Direction:
All entries are to be quoted exactly; the images stay out of the copy.

[Dataset entries]
○ ○ ○ ○ ○

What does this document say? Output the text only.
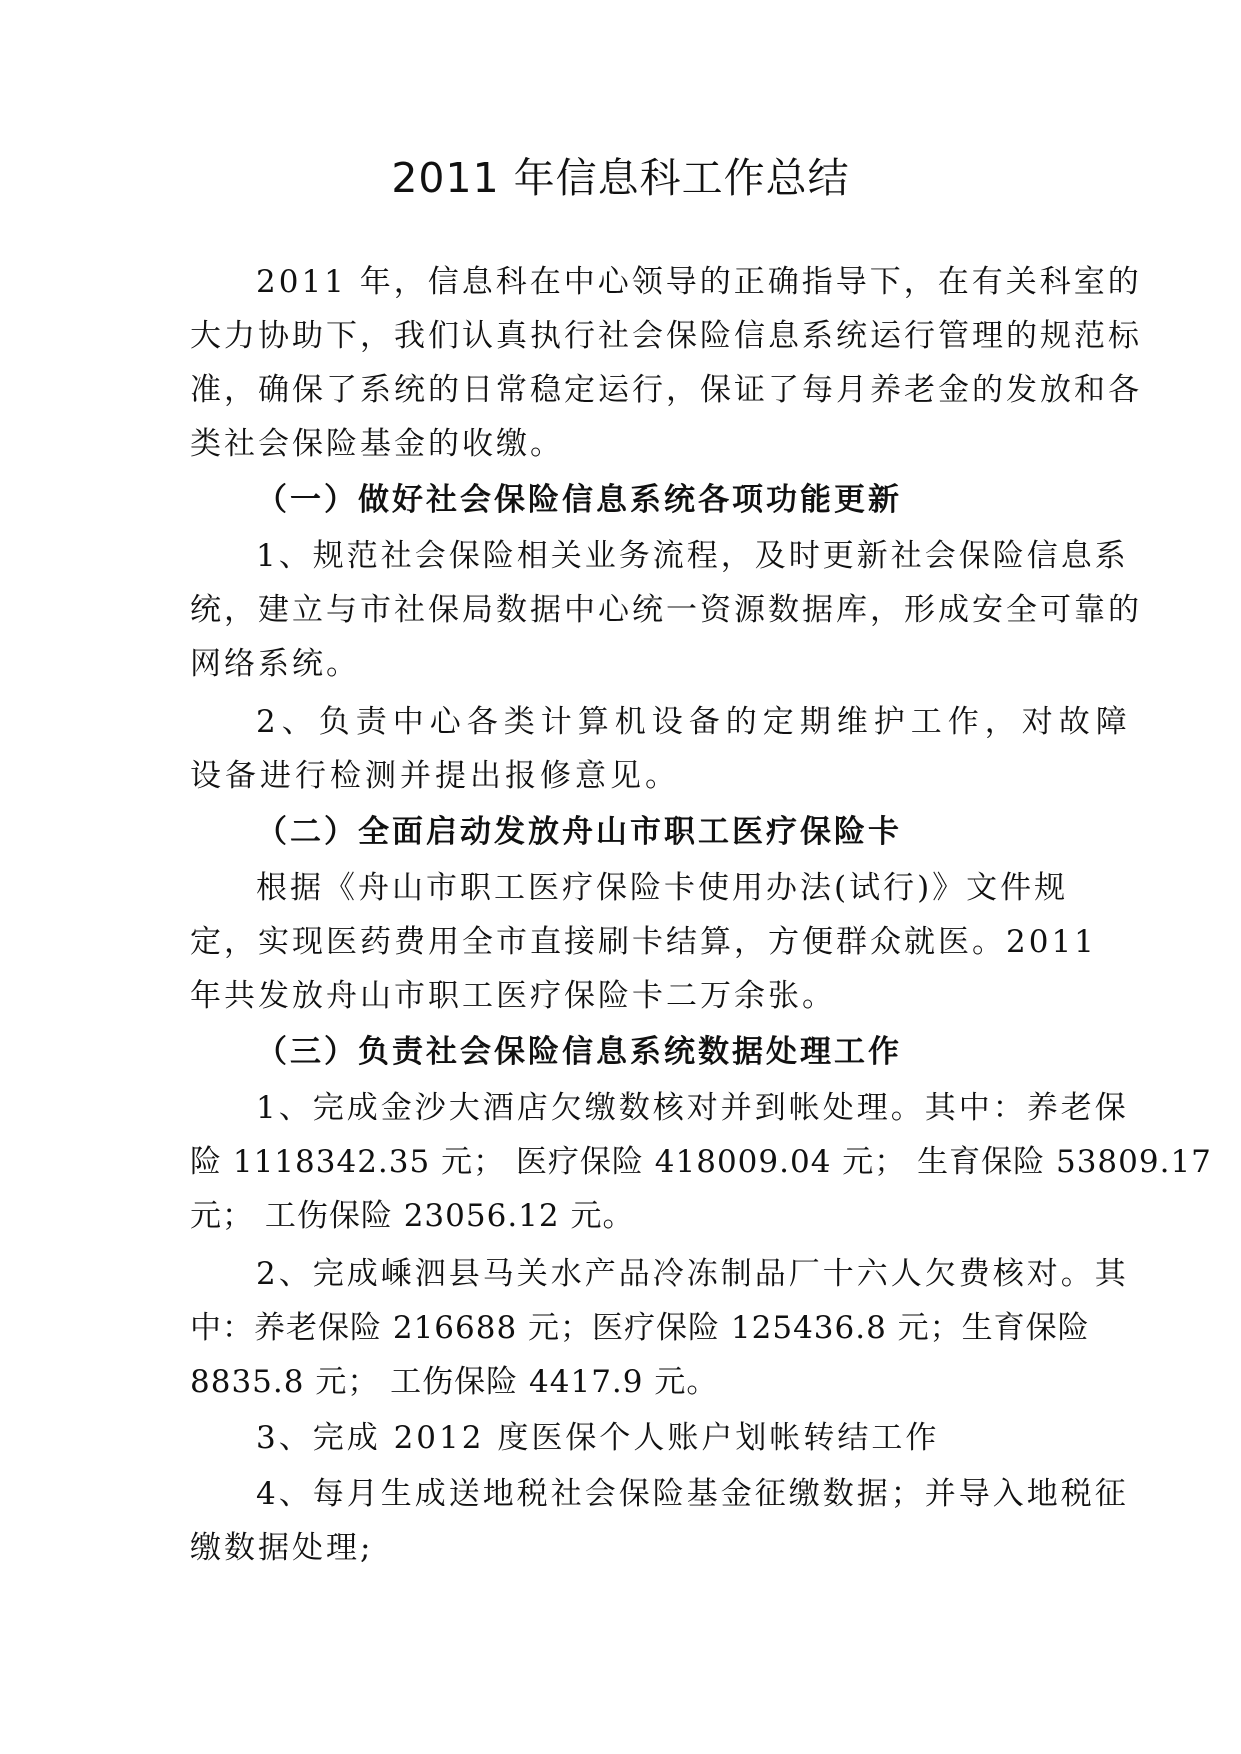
2011 年信息科工作总结
2011 年，信息科在中心领导的正确指导下，在有关科室的
大力协助下，我们认真执行社会保险信息系统运行管理的规范标
准，确保了系统的日常稳定运行，保证了每月养老金的发放和各
类社会保险基金的收缴。
（一）做好社会保险信息系统各项功能更新
1、规范社会保险相关业务流程，及时更新社会保险信息系
统，建立与市社保局数据中心统一资源数据库，形成安全可靠的
网络系统。
2、负责中心各类计算机设备的定期维护工作，对故障
设备进行检测并提出报修意见。
（二）全面启动发放舟山市职工医疗保险卡
根据《舟山市职工医疗保险卡使用办法(试行)》文件规
定，实现医药费用全市直接刷卡结算，方便群众就医。2011
年共发放舟山市职工医疗保险卡二万余张。
（三）负责社会保险信息系统数据处理工作
1、完成金沙大酒店欠缴数核对并到帐处理。其中：养老保
险 1118342.35 元； 医疗保险 418009.04 元； 生育保险 53809.17
元； 工伤保险 23056.12 元。
2、完成嵊泗县马关水产品冷冻制品厂十六人欠费核对。其
中：养老保险 216688 元；医疗保险 125436.8 元；生育保险
8835.8 元； 工伤保险 4417.9 元。
3、完成 2012 度医保个人账户划帐转结工作
4、每月生成送地税社会保险基金征缴数据；并导入地税征
缴数据处理;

○ ○ ○ ○ ○

Reply:
What does this document say? Output the text only.
2011 年信息科工作总结
2011 年，信息科在中心领导的正确指导下，在有关科室的
大力协助下，我们认真执行社会保险信息系统运行管理的规范标
准，确保了系统的日常稳定运行，保证了每月养老金的发放和各
类社会保险基金的收缴。
（一）做好社会保险信息系统各项功能更新
1、规范社会保险相关业务流程，及时更新社会保险信息系
统，建立与市社保局数据中心统一资源数据库，形成安全可靠的
网络系统。
2、负责中心各类计算机设备的定期维护工作，对故障
设备进行检测并提出报修意见。
（二）全面启动发放舟山市职工医疗保险卡
根据《舟山市职工医疗保险卡使用办法(试行)》文件规
定，实现医药费用全市直接刷卡结算，方便群众就医。2011
年共发放舟山市职工医疗保险卡二万余张。
（三）负责社会保险信息系统数据处理工作
1、完成金沙大酒店欠缴数核对并到帐处理。其中：养老保
险 1118342.35 元； 医疗保险 418009.04 元； 生育保险 53809.17
元； 工伤保险 23056.12 元。
2、完成嵊泗县马关水产品冷冻制品厂十六人欠费核对。其
中：养老保险 216688 元；医疗保险 125436.8 元；生育保险
8835.8 元； 工伤保险 4417.9 元。
3、完成 2012 度医保个人账户划帐转结工作
4、每月生成送地税社会保险基金征缴数据；并导入地税征
缴数据处理;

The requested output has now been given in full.